* Begin Information shown *
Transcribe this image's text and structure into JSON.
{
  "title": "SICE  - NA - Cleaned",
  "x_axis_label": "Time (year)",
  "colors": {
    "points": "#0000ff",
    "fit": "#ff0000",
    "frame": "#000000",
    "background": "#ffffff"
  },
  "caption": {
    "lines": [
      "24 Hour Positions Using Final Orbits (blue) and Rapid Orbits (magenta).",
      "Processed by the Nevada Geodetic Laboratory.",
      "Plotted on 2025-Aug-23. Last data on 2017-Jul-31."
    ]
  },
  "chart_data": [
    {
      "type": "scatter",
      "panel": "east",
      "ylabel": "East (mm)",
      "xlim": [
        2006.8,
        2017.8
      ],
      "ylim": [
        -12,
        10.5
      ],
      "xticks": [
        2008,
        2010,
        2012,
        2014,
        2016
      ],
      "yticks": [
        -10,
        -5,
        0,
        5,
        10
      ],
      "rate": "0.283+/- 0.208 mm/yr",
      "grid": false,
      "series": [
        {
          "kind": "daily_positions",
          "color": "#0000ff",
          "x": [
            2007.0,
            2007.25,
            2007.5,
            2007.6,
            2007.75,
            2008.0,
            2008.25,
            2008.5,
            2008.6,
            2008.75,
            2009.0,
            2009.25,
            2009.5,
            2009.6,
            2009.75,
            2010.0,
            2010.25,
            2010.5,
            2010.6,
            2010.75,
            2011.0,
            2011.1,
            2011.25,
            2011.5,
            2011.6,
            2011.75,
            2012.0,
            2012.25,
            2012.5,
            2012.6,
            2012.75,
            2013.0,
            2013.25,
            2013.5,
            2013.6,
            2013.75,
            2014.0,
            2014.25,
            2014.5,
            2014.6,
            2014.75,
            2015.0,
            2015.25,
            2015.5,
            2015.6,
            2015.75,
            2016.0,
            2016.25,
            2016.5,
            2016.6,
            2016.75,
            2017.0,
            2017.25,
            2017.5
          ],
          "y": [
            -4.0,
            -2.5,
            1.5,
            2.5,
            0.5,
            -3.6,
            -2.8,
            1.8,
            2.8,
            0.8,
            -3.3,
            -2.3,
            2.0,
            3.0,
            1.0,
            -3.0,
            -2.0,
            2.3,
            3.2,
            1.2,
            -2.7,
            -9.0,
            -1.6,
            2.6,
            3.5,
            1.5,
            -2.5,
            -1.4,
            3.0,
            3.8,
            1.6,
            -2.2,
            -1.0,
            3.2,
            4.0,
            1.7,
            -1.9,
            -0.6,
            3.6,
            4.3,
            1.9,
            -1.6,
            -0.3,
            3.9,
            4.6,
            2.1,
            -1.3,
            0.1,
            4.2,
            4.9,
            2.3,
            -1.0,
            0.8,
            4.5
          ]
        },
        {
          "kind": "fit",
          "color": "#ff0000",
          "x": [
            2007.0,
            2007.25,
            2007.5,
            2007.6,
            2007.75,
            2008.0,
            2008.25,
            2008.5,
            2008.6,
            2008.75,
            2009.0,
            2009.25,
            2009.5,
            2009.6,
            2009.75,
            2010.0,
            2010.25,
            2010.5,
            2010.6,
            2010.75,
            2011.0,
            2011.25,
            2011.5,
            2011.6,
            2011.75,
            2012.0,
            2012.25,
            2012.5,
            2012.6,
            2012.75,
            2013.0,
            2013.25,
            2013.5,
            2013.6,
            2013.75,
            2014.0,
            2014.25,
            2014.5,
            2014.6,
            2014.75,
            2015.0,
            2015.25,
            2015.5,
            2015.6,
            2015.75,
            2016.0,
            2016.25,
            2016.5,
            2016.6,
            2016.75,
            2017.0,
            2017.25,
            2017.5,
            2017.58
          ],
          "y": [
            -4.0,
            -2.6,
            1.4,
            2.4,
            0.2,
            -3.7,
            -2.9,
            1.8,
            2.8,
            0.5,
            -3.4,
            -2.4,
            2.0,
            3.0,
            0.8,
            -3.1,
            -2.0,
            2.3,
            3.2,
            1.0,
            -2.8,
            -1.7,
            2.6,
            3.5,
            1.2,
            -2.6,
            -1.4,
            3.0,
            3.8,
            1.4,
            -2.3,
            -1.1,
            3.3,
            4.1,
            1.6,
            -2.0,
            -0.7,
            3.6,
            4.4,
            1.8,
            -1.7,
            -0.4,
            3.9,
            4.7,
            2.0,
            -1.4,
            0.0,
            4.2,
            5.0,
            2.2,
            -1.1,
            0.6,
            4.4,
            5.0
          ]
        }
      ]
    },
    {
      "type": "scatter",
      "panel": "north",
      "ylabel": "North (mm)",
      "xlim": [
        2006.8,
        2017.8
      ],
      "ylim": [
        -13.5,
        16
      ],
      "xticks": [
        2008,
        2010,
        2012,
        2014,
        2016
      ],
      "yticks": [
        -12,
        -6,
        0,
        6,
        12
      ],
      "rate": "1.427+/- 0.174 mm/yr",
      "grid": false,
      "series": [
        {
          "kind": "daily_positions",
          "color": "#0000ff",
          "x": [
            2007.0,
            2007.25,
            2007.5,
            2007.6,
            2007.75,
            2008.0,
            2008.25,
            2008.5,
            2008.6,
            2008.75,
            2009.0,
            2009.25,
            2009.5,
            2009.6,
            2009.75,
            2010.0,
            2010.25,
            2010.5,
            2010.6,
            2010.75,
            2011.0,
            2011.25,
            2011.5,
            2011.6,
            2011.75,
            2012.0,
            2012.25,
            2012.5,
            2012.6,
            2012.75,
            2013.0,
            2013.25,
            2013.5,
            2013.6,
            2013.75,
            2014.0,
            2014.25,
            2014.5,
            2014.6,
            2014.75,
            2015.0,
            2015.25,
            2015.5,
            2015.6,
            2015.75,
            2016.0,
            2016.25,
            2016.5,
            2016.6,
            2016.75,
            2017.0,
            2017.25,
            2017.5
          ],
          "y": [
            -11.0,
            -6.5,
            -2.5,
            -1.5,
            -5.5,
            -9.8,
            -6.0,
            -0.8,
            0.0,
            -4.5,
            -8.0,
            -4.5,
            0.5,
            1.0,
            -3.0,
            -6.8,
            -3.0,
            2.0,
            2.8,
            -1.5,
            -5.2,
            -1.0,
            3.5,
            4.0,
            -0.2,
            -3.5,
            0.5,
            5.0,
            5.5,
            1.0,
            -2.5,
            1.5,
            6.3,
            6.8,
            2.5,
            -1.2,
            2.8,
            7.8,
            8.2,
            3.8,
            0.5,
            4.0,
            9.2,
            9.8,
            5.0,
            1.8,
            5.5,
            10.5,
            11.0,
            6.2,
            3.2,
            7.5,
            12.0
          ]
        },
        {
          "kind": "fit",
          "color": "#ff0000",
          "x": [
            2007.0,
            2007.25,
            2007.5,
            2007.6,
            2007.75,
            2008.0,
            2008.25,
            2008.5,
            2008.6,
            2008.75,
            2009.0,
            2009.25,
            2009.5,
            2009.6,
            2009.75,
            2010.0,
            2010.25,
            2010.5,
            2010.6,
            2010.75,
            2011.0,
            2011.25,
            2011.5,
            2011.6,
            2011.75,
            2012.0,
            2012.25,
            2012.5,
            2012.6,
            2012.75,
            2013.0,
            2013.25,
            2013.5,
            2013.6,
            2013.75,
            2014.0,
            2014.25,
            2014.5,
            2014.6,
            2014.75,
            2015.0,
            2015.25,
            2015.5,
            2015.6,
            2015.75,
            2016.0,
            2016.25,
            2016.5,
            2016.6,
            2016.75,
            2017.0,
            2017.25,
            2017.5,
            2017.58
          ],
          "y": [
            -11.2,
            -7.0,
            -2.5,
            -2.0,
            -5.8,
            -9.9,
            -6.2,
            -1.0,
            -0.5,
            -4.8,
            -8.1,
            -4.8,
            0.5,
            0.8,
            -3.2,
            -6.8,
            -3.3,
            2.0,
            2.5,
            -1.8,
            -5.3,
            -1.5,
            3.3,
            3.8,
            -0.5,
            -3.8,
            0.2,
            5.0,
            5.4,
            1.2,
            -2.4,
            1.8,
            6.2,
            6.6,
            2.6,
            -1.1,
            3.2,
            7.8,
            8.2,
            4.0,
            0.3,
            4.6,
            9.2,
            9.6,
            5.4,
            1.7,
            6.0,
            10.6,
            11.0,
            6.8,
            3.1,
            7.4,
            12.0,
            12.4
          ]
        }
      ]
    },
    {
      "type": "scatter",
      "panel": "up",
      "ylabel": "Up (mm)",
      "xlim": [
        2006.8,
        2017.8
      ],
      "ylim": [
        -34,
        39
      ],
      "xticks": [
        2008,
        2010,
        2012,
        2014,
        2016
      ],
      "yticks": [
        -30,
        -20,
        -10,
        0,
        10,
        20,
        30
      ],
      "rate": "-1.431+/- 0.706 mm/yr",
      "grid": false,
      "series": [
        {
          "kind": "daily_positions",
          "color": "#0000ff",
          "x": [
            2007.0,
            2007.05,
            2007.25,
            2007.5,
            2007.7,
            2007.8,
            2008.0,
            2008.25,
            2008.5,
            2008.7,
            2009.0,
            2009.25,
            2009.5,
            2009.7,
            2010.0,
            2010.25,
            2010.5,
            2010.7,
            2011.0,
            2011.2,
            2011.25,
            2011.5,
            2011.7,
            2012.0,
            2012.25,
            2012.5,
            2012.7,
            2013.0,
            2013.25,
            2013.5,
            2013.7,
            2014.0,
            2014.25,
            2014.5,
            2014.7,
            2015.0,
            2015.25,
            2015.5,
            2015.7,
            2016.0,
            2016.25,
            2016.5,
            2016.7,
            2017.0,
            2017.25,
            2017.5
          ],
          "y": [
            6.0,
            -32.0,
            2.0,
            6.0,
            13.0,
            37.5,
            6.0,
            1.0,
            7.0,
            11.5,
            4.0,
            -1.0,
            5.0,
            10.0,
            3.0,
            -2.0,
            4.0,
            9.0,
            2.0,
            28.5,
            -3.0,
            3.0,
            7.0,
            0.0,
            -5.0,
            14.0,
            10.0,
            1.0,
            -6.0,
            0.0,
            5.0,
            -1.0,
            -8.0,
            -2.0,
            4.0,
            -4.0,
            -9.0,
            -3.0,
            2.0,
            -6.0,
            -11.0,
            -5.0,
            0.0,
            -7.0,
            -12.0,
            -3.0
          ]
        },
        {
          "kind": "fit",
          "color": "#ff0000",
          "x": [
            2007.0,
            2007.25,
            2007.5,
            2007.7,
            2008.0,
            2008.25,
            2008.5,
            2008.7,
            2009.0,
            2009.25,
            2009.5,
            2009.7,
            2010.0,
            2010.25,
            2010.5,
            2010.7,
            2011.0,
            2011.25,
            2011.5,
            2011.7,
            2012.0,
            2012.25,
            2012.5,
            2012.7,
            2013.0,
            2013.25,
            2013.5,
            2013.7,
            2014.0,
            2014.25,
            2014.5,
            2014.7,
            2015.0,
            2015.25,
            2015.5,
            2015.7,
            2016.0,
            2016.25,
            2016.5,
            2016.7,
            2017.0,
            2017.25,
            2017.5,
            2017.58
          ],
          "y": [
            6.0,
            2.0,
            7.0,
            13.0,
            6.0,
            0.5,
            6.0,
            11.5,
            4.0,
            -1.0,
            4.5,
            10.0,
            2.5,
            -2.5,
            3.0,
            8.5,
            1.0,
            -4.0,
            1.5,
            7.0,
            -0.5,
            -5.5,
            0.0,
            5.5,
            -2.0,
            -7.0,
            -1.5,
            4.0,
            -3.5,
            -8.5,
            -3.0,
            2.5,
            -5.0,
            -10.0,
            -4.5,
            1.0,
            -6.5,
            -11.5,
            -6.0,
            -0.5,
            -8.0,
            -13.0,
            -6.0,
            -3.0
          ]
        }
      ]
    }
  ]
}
* End Information shown *
__Required work__: Where a line in the material contains "ylabel", copy that line.

__Final answer__:
      "ylabel": "East (mm)",
      "ylabel": "North (mm)",
      "ylabel": "Up (mm)",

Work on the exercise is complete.